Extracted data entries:
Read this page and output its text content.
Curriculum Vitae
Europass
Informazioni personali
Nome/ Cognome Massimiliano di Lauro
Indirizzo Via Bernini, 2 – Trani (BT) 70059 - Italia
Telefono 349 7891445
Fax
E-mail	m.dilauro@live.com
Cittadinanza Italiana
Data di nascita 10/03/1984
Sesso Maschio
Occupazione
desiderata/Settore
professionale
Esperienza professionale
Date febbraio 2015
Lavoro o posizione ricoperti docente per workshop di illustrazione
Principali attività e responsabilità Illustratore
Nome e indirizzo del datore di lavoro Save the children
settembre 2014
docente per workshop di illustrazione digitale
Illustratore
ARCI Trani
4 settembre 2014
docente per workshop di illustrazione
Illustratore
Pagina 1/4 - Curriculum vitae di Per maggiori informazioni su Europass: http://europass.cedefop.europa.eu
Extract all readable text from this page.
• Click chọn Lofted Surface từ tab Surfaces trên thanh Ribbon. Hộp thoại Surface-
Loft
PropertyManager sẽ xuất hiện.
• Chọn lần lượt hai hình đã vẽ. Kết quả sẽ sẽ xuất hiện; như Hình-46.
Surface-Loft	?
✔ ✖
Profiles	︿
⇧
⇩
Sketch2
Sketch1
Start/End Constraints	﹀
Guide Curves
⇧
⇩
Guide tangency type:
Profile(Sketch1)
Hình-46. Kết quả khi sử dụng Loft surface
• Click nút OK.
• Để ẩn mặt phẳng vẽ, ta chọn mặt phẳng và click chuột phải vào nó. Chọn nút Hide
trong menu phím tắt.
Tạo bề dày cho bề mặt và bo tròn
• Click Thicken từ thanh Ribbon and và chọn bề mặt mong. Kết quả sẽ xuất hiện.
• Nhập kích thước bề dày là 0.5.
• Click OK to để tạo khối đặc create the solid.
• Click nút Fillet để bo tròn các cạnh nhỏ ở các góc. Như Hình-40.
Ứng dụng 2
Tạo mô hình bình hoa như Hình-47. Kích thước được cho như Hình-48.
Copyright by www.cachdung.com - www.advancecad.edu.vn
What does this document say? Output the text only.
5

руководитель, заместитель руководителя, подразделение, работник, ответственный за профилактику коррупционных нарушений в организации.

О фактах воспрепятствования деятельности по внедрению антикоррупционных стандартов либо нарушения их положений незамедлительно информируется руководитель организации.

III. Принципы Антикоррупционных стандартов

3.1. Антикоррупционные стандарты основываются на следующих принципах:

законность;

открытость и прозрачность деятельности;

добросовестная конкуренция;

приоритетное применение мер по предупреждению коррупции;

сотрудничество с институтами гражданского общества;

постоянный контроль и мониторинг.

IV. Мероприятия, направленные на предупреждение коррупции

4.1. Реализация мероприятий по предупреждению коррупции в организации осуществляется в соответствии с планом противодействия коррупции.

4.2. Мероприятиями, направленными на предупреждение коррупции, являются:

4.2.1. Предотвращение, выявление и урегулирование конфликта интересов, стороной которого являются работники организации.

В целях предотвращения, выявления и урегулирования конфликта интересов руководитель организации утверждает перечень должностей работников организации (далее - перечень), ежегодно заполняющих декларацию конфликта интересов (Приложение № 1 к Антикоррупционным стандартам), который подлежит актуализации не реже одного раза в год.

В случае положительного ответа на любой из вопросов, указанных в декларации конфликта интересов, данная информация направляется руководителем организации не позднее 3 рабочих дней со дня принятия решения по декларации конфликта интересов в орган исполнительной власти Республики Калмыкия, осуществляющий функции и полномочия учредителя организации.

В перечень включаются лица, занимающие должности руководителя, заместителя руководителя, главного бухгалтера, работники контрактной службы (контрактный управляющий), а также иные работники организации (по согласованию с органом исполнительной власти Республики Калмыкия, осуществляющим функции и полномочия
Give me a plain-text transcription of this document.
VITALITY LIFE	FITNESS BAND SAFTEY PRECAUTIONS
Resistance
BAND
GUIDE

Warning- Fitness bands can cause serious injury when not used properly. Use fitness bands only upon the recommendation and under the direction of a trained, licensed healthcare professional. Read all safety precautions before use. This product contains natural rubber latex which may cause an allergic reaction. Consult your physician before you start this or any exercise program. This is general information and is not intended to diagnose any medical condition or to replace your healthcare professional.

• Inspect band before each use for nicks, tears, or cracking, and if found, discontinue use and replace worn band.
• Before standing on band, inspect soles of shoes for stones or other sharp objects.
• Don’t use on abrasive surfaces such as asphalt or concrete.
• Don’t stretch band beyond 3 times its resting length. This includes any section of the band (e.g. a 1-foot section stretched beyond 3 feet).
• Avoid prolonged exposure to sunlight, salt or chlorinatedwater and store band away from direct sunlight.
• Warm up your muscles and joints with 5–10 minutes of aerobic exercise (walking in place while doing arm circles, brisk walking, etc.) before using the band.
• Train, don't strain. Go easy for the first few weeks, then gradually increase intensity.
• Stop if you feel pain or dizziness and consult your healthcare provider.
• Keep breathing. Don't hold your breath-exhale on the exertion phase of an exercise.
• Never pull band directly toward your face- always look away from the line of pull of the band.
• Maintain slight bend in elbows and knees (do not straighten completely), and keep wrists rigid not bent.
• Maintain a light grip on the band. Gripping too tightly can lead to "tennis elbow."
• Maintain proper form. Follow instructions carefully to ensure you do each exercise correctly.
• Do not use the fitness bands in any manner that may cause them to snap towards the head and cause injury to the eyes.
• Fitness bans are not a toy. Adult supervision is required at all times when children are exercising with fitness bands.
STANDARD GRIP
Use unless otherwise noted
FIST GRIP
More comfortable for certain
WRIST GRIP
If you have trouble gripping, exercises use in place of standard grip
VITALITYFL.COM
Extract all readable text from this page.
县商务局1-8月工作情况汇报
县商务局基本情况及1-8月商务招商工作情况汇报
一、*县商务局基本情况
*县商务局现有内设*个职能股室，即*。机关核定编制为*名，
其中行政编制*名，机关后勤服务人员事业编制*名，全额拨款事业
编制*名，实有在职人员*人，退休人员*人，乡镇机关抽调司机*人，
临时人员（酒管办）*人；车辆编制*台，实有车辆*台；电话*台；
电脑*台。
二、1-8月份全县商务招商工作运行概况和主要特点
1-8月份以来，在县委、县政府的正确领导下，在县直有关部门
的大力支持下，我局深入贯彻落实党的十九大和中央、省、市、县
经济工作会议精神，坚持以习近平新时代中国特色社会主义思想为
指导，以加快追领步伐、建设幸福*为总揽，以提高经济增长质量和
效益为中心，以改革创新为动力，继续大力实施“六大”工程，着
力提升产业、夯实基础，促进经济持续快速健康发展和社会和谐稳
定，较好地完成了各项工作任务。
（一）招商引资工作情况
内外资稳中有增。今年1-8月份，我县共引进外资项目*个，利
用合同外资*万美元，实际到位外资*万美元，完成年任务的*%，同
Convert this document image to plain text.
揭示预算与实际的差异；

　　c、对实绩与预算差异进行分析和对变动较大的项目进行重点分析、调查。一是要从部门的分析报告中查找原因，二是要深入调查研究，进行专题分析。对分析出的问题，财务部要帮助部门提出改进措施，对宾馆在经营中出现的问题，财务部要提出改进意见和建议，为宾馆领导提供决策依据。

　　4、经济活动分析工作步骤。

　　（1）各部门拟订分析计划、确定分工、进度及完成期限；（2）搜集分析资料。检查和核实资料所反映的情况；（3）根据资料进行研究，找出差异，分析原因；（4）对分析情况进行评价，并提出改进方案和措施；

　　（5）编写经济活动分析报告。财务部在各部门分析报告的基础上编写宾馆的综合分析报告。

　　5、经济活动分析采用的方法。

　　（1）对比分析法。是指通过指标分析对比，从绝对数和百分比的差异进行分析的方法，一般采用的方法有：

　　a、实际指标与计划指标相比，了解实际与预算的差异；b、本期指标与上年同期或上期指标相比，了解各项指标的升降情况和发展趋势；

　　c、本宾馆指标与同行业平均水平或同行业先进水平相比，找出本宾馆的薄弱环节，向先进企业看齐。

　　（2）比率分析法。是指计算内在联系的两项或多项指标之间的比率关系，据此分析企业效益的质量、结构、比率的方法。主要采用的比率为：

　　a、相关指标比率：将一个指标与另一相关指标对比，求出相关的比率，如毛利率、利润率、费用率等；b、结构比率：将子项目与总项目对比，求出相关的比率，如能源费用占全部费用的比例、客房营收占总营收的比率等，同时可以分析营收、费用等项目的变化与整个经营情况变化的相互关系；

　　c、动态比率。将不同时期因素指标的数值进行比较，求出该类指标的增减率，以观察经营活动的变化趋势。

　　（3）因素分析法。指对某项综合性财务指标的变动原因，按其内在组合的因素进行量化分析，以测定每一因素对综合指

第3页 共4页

TASK GOAL: Gather each line holding the string "bands".

SOLVED EXERCISE:
Warning- Fitness bands can cause serious injury when not used properly. Use fitness bands only upon the recommendation and under the direction of a trained, licensed healthcare professional. Read all safety precautions before use. This product contains natural rubber latex which may cause an allergic reaction. Consult your physician before you start this or any exercise program. This is general information and is not intended to diagnose any medical condition or to replace your healthcare professional.
• Do not use the fitness bands in any manner that may cause them to snap towards the head and cause injury to the eyes.
• Fitness bans are not a toy. Adult supervision is required at all times when children are exercising with fitness bands.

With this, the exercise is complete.